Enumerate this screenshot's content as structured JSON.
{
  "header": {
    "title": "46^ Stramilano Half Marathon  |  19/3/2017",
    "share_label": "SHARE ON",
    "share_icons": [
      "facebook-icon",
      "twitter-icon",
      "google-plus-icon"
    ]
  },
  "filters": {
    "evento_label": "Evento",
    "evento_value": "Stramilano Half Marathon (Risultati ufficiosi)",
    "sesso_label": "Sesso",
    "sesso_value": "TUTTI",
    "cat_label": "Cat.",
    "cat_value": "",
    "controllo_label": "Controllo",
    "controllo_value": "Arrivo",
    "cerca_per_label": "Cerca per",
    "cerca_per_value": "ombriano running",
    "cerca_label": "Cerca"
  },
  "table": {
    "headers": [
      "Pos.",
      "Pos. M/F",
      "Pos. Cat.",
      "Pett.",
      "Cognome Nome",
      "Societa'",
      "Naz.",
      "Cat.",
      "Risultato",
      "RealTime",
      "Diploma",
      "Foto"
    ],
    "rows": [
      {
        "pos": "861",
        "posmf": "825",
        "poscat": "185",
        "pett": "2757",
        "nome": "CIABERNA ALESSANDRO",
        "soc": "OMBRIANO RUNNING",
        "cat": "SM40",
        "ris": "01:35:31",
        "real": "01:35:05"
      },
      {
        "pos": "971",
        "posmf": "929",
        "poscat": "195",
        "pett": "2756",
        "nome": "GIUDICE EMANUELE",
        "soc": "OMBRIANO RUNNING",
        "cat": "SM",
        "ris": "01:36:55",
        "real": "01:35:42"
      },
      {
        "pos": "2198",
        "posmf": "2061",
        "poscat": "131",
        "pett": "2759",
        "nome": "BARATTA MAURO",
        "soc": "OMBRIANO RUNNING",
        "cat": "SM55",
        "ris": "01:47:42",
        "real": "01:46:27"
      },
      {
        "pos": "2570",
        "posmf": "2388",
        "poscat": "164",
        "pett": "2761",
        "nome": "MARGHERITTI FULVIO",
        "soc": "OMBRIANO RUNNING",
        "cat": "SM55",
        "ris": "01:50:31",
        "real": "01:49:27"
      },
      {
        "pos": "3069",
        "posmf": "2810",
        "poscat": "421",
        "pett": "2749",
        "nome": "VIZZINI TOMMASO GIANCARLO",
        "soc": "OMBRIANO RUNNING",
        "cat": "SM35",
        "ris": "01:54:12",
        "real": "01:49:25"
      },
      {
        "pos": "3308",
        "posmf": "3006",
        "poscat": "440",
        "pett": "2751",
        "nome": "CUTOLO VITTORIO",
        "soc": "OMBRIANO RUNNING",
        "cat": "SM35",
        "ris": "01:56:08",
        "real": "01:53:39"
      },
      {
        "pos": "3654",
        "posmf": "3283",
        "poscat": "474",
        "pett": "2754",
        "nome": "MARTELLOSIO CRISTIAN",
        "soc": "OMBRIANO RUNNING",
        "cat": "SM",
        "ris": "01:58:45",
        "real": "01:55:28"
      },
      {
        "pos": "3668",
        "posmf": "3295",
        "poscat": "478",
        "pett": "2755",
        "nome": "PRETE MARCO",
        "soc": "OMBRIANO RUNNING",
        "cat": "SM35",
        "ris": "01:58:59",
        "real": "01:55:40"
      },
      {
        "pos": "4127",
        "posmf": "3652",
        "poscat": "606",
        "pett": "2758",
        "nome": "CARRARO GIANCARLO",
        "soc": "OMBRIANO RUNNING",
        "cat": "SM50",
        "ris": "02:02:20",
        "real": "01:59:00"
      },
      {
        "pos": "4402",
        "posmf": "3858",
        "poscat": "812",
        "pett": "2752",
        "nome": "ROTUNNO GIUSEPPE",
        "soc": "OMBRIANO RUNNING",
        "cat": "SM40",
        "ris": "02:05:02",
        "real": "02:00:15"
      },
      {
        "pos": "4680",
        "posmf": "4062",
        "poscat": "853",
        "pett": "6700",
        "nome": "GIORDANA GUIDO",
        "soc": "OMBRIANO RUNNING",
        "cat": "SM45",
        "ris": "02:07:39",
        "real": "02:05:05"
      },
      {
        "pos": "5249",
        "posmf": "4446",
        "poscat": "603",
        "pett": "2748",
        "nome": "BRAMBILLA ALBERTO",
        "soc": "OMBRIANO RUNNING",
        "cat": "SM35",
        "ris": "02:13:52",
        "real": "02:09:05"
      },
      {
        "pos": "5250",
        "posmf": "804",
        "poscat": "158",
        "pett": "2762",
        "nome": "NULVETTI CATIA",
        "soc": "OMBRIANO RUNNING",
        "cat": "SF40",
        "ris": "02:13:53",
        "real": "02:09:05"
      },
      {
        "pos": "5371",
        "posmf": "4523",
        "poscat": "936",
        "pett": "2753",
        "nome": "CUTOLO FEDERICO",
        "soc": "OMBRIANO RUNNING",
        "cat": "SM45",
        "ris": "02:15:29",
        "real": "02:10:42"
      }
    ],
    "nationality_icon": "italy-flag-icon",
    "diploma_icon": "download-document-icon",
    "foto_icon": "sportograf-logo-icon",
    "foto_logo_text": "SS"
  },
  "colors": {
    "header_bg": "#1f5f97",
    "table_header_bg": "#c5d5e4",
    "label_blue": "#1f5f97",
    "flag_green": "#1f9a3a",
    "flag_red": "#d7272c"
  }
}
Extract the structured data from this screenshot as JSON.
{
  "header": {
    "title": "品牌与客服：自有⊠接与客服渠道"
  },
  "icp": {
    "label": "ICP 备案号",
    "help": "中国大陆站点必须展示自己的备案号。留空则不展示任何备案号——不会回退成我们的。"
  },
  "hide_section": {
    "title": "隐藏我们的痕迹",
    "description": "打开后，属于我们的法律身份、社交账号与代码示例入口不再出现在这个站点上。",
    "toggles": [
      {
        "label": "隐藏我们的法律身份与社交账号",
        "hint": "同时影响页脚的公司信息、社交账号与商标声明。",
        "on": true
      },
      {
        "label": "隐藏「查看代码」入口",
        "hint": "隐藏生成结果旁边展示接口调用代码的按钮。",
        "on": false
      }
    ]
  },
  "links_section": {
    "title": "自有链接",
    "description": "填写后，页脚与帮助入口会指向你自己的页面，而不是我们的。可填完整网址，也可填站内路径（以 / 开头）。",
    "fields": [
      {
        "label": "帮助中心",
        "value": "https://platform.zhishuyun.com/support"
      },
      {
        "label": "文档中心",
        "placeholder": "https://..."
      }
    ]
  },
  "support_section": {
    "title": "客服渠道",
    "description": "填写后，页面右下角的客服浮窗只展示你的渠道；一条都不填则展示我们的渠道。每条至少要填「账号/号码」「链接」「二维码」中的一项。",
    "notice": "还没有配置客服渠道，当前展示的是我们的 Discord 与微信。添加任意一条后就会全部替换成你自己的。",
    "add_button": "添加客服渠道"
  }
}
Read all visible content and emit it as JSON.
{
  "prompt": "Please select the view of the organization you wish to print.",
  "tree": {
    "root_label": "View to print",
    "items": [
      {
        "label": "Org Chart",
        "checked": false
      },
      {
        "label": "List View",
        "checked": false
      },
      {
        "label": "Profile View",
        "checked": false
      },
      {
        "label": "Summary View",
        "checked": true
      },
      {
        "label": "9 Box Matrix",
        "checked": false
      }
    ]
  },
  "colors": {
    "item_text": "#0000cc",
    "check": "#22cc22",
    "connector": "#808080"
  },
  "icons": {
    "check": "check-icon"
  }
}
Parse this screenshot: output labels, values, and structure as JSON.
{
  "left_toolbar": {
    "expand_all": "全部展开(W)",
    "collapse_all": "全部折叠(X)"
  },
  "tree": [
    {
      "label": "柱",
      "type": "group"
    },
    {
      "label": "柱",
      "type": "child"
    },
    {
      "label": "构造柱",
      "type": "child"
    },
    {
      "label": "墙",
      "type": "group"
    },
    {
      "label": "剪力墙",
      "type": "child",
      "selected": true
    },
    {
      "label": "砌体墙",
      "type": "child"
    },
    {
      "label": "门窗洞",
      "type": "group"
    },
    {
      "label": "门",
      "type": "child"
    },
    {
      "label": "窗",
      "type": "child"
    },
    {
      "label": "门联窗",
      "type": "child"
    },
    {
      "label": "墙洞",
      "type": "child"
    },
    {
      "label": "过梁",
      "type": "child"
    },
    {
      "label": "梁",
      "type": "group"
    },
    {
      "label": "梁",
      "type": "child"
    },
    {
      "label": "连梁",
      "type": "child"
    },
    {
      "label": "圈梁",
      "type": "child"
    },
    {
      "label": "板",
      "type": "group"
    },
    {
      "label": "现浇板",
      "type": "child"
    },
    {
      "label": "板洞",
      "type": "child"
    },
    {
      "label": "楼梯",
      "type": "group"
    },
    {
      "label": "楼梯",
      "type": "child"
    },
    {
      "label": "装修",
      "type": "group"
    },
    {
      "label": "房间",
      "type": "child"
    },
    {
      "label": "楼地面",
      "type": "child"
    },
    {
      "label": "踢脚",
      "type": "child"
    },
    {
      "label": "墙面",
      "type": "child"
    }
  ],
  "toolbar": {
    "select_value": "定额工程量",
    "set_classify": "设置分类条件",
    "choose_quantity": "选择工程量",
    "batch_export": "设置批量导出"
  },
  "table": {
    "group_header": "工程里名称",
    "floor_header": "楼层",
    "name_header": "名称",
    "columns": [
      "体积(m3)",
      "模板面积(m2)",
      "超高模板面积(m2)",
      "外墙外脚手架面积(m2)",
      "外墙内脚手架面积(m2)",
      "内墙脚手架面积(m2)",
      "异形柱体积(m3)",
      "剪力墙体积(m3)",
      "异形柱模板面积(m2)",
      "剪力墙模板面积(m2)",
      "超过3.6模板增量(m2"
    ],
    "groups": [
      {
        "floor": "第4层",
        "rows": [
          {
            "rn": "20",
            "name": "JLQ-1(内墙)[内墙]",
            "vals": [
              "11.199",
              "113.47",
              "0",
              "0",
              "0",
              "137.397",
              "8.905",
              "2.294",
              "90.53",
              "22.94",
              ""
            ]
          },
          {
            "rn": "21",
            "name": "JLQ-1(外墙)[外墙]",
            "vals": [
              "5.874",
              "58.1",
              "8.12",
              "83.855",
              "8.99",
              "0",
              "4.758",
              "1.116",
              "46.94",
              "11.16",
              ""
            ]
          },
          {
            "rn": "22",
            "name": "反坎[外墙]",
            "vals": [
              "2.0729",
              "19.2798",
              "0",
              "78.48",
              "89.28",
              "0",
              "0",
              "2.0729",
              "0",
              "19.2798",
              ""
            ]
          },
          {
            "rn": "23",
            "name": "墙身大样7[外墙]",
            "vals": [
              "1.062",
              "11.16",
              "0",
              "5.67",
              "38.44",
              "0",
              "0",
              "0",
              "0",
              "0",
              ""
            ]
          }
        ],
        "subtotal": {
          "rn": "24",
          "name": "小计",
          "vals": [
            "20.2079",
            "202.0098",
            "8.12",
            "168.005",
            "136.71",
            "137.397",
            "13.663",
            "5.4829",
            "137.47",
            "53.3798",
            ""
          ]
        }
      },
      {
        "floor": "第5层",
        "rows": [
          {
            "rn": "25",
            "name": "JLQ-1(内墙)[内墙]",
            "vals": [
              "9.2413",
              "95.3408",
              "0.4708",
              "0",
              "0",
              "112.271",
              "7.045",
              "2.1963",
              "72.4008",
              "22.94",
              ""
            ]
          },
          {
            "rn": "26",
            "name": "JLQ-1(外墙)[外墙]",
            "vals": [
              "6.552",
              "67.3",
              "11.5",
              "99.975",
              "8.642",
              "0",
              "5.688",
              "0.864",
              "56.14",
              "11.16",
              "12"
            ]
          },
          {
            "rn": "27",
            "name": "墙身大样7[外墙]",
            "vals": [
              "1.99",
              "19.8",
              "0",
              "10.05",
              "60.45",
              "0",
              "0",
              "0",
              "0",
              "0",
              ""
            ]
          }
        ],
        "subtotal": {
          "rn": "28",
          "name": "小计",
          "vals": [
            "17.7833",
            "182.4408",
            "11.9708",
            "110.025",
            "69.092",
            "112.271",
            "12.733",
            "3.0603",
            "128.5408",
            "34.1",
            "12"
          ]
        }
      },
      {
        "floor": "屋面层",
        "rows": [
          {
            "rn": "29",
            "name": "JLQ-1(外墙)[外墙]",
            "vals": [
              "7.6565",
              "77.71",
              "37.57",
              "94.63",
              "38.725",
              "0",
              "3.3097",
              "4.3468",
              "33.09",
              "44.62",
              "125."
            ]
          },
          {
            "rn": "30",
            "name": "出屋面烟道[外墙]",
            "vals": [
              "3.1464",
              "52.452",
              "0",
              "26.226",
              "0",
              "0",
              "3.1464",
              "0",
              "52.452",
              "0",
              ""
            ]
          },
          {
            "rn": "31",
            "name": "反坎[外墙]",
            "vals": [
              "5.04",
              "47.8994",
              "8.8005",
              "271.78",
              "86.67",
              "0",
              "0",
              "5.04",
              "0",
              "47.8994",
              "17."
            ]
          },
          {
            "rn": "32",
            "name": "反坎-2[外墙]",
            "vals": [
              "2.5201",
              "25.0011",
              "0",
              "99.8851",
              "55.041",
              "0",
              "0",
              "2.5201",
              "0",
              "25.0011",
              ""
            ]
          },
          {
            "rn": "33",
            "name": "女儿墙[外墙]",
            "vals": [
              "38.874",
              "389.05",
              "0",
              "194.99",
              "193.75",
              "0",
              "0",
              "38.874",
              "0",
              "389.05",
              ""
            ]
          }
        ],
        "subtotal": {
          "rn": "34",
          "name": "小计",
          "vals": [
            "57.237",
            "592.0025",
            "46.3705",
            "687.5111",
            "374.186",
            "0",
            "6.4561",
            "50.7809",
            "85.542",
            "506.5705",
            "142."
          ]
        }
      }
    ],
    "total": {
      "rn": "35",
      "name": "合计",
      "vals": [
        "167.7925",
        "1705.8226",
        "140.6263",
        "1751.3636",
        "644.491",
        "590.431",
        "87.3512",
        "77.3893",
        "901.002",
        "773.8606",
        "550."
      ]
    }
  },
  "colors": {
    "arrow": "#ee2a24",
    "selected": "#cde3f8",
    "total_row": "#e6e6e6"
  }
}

• **AIM**
Going over the lines above, work out how many include "content", then give only that number.

• **REPLY TO THE EXERCISE**
2